● **Task description**
The records that follow must be repeated verbatim, every one of them.
Working data Start Marker
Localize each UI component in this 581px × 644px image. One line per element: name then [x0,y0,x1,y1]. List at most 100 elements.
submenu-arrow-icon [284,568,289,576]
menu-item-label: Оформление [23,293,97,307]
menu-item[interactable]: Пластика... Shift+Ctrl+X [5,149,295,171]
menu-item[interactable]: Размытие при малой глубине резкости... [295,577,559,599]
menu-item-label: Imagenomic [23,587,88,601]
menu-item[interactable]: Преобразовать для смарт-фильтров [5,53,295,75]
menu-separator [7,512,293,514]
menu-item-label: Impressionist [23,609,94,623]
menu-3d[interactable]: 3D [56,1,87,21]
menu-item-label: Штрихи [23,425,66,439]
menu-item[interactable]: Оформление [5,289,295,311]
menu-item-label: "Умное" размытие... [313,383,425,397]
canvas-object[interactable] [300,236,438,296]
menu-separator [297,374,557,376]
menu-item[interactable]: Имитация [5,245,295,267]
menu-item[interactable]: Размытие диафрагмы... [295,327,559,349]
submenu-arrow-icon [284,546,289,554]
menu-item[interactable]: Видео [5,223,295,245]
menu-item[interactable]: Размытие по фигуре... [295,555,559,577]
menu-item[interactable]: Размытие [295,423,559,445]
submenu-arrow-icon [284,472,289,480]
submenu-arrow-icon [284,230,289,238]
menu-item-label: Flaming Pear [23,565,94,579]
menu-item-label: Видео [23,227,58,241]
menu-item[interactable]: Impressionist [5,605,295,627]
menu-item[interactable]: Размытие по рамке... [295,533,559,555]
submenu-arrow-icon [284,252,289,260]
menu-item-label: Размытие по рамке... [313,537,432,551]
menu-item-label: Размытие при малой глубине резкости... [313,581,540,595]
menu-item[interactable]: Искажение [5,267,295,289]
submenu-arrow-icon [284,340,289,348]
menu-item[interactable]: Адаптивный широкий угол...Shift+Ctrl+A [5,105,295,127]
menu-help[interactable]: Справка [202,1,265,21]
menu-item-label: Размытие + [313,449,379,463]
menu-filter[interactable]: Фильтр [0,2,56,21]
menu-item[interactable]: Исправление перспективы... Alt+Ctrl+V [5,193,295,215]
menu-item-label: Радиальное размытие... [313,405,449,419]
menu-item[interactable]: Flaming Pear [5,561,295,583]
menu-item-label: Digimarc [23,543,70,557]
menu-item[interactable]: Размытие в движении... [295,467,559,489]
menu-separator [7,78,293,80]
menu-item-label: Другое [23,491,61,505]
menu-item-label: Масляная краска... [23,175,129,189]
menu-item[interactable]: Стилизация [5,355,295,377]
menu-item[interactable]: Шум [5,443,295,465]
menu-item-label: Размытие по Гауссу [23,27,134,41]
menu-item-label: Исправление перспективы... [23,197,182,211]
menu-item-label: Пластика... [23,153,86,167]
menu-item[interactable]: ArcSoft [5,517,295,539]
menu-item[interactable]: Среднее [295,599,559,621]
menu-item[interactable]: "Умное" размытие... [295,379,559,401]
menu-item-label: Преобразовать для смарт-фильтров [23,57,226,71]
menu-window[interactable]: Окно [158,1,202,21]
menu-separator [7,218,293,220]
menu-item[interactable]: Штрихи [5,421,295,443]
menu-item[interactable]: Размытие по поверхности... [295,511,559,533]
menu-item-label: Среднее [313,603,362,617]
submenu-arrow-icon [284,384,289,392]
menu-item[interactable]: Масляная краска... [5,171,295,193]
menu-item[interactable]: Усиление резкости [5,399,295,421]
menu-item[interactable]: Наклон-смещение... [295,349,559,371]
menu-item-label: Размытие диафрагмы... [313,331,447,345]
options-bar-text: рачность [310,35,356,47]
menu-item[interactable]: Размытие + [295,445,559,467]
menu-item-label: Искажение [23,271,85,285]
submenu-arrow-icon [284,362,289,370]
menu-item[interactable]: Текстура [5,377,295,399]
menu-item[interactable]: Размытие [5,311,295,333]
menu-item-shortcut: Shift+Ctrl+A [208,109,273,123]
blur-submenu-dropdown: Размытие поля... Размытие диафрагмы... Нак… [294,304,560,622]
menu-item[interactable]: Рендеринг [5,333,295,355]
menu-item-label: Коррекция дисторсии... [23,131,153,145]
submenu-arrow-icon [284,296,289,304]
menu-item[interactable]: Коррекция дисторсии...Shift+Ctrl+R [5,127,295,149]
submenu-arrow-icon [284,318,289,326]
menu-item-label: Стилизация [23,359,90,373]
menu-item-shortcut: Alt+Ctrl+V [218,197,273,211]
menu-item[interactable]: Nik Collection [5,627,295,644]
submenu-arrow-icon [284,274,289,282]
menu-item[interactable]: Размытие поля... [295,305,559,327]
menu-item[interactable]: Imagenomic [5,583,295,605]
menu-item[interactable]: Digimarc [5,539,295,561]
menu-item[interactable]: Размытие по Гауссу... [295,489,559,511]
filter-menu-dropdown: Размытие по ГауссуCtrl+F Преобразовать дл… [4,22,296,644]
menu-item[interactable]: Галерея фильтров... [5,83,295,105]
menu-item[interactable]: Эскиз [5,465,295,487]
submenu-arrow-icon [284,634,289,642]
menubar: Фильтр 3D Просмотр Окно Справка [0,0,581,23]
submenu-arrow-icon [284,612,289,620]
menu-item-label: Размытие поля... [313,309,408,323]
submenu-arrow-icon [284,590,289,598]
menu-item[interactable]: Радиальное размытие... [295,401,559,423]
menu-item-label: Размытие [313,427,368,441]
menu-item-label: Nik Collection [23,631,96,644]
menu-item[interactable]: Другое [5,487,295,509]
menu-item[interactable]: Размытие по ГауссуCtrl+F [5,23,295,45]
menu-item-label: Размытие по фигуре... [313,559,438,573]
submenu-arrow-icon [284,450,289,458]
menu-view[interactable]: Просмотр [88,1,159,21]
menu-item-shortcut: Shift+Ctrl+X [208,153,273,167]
Working data End Marker
● **Exercise solution**
Localize each UI component in this 581px × 644px image. One line per element: name then [x0,y0,x1,y1]. List at most 100 elements.
submenu-arrow-icon [284,568,289,576]
menu-item-label: Оформление [23,293,97,307]
menu-item[interactable]: Пластика... Shift+Ctrl+X [5,149,295,171]
menu-item[interactable]: Размытие при малой глубине резкости... [295,577,559,599]
menu-item-label: Imagenomic [23,587,88,601]
menu-item[interactable]: Преобразовать для смарт-фильтров [5,53,295,75]
menu-separator [7,512,293,514]
menu-item-label: Impressionist [23,609,94,623]
menu-3d[interactable]: 3D [56,1,87,21]
menu-item-label: Штрихи [23,425,66,439]
menu-item[interactable]: Оформление [5,289,295,311]
menu-item-label: "Умное" размытие... [313,383,425,397]
canvas-object[interactable] [300,236,438,296]
menu-separator [297,374,557,376]
menu-item[interactable]: Имитация [5,245,295,267]
menu-item[interactable]: Размытие диафрагмы... [295,327,559,349]
submenu-arrow-icon [284,546,289,554]
menu-item[interactable]: Видео [5,223,295,245]
menu-item[interactable]: Размытие по фигуре... [295,555,559,577]
menu-item[interactable]: Размытие [295,423,559,445]
submenu-arrow-icon [284,472,289,480]
submenu-arrow-icon [284,230,289,238]
menu-item-label: Flaming Pear [23,565,94,579]
menu-item-label: Видео [23,227,58,241]
menu-item[interactable]: Impressionist [5,605,295,627]
menu-item[interactable]: Размытие по рамке... [295,533,559,555]
submenu-arrow-icon [284,252,289,260]
menu-item-label: Размытие по рамке... [313,537,432,551]
menu-item-label: Размытие при малой глубине резкости... [313,581,540,595]
menu-item[interactable]: Искажение [5,267,295,289]
submenu-arrow-icon [284,340,289,348]
menu-item[interactable]: Адаптивный широкий угол...Shift+Ctrl+A [5,105,295,127]
menu-help[interactable]: Справка [202,1,265,21]
menu-item-label: Размытие + [313,449,379,463]
menu-filter[interactable]: Фильтр [0,2,56,21]
menu-item[interactable]: Исправление перспективы... Alt+Ctrl+V [5,193,295,215]
menu-item-label: Радиальное размытие... [313,405,449,419]
menu-item[interactable]: Flaming Pear [5,561,295,583]
menu-item-label: Digimarc [23,543,70,557]
menu-item[interactable]: Размытие в движении... [295,467,559,489]
menu-separator [7,78,293,80]
menu-item-label: Другое [23,491,61,505]
menu-item-label: Масляная краска... [23,175,129,189]
menu-item[interactable]: Стилизация [5,355,295,377]
menu-item[interactable]: Шум [5,443,295,465]
menu-item-label: Размытие по Гауссу [23,27,134,41]
menu-item-label: Исправление перспективы... [23,197,182,211]
menu-item-label: Пластика... [23,153,86,167]
menu-item[interactable]: ArcSoft [5,517,295,539]
menu-item[interactable]: Среднее [295,599,559,621]
menu-item[interactable]: "Умное" размытие... [295,379,559,401]
menu-item-label: Преобразовать для смарт-фильтров [23,57,226,71]
menu-window[interactable]: Окно [158,1,202,21]
menu-separator [7,218,293,220]
menu-item[interactable]: Штрихи [5,421,295,443]
menu-item[interactable]: Размытие по поверхности... [295,511,559,533]
menu-item-label: Среднее [313,603,362,617]
submenu-arrow-icon [284,384,289,392]
menu-item[interactable]: Масляная краска... [5,171,295,193]
menu-item[interactable]: Усиление резкости [5,399,295,421]
menu-item[interactable]: Наклон-смещение... [295,349,559,371]
menu-item-label: Размытие диафрагмы... [313,331,447,345]
options-bar-text: рачность [310,35,356,47]
menu-item[interactable]: Размытие + [295,445,559,467]
menu-item-label: Искажение [23,271,85,285]
submenu-arrow-icon [284,362,289,370]
menu-item[interactable]: Текстура [5,377,295,399]
menu-item[interactable]: Размытие [5,311,295,333]
menu-item-shortcut: Shift+Ctrl+A [208,109,273,123]
blur-submenu-dropdown: Размытие поля... Размытие диафрагмы... Нак… [294,304,560,622]
menu-item[interactable]: Рендеринг [5,333,295,355]
menu-item-label: Коррекция дисторсии... [23,131,153,145]
submenu-arrow-icon [284,296,289,304]
menu-item[interactable]: Коррекция дисторсии...Shift+Ctrl+R [5,127,295,149]
submenu-arrow-icon [284,318,289,326]
menu-item-label: Стилизация [23,359,90,373]
menu-item-shortcut: Alt+Ctrl+V [218,197,273,211]
menu-item[interactable]: Nik Collection [5,627,295,644]
submenu-arrow-icon [284,274,289,282]
menu-item[interactable]: Размытие поля... [295,305,559,327]
menu-item[interactable]: Imagenomic [5,583,295,605]
menu-item[interactable]: Digimarc [5,539,295,561]
menu-item[interactable]: Размытие по Гауссу... [295,489,559,511]
filter-menu-dropdown: Размытие по ГауссуCtrl+F Преобразовать дл… [4,22,296,644]
menu-item[interactable]: Галерея фильтров... [5,83,295,105]
menu-item[interactable]: Эскиз [5,465,295,487]
submenu-arrow-icon [284,634,289,642]
menubar: Фильтр 3D Просмотр Окно Справка [0,0,581,23]
submenu-arrow-icon [284,612,289,620]
menu-item-label: Размытие поля... [313,309,408,323]
submenu-arrow-icon [284,590,289,598]
menu-item[interactable]: Радиальное размытие... [295,401,559,423]
menu-item-label: Размытие [313,427,368,441]
menu-item-label: Nik Collection [23,631,96,644]
menu-item[interactable]: Другое [5,487,295,509]
menu-item[interactable]: Размытие по ГауссуCtrl+F [5,23,295,45]
menu-item-label: Размытие по фигуре... [313,559,438,573]
submenu-arrow-icon [284,450,289,458]
menu-view[interactable]: Просмотр [88,1,159,21]
menu-item-shortcut: Shift+Ctrl+X [208,153,273,167]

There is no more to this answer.